◆ **DATA SHOWN**:
==================================================
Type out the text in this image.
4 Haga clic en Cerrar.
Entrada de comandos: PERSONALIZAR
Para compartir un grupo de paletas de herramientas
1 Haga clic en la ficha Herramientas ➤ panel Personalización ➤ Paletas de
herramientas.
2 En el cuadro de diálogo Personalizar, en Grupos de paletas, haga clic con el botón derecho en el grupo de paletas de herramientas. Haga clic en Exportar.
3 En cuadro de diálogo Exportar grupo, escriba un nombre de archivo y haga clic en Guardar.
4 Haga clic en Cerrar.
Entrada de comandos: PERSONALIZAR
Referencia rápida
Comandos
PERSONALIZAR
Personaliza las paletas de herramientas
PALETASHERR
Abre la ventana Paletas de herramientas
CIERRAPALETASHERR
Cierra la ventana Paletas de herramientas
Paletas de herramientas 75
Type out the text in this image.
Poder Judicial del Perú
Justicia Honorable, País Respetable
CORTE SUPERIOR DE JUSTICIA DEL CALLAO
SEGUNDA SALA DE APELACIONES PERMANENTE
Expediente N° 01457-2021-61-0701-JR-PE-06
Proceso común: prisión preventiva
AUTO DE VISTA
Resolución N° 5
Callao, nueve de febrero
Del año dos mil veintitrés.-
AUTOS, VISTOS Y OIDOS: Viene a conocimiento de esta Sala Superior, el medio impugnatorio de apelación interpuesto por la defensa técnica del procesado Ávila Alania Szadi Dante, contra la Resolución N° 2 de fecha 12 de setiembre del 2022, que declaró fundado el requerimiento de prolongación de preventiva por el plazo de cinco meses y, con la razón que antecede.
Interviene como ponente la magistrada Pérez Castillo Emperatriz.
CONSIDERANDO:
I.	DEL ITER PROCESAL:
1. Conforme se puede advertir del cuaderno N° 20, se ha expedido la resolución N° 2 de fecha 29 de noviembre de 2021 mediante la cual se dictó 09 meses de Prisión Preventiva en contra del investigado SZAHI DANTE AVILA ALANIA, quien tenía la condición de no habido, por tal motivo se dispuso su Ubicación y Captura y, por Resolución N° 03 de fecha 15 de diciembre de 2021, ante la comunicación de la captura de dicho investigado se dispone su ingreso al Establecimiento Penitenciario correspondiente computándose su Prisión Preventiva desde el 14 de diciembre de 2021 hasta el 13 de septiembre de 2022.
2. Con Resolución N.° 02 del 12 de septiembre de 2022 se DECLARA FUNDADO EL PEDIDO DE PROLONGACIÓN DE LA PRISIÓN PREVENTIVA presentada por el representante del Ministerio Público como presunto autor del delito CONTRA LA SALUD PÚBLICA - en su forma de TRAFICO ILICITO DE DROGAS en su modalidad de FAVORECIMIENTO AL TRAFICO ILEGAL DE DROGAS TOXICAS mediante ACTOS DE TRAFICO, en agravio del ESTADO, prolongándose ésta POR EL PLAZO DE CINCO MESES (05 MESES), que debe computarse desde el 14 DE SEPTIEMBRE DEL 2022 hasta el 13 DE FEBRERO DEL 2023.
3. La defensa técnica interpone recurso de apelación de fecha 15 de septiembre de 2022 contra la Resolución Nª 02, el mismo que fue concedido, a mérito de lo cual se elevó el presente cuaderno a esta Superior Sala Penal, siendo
==================================================
◆ **GIVEN PROBLEM**: Identify each line in the records above containing the word "ventana"; copy those lines.

◆ **EXPECTED ANSWER**:
Abre la ventana Paletas de herramientas
Cierra la ventana Paletas de herramientas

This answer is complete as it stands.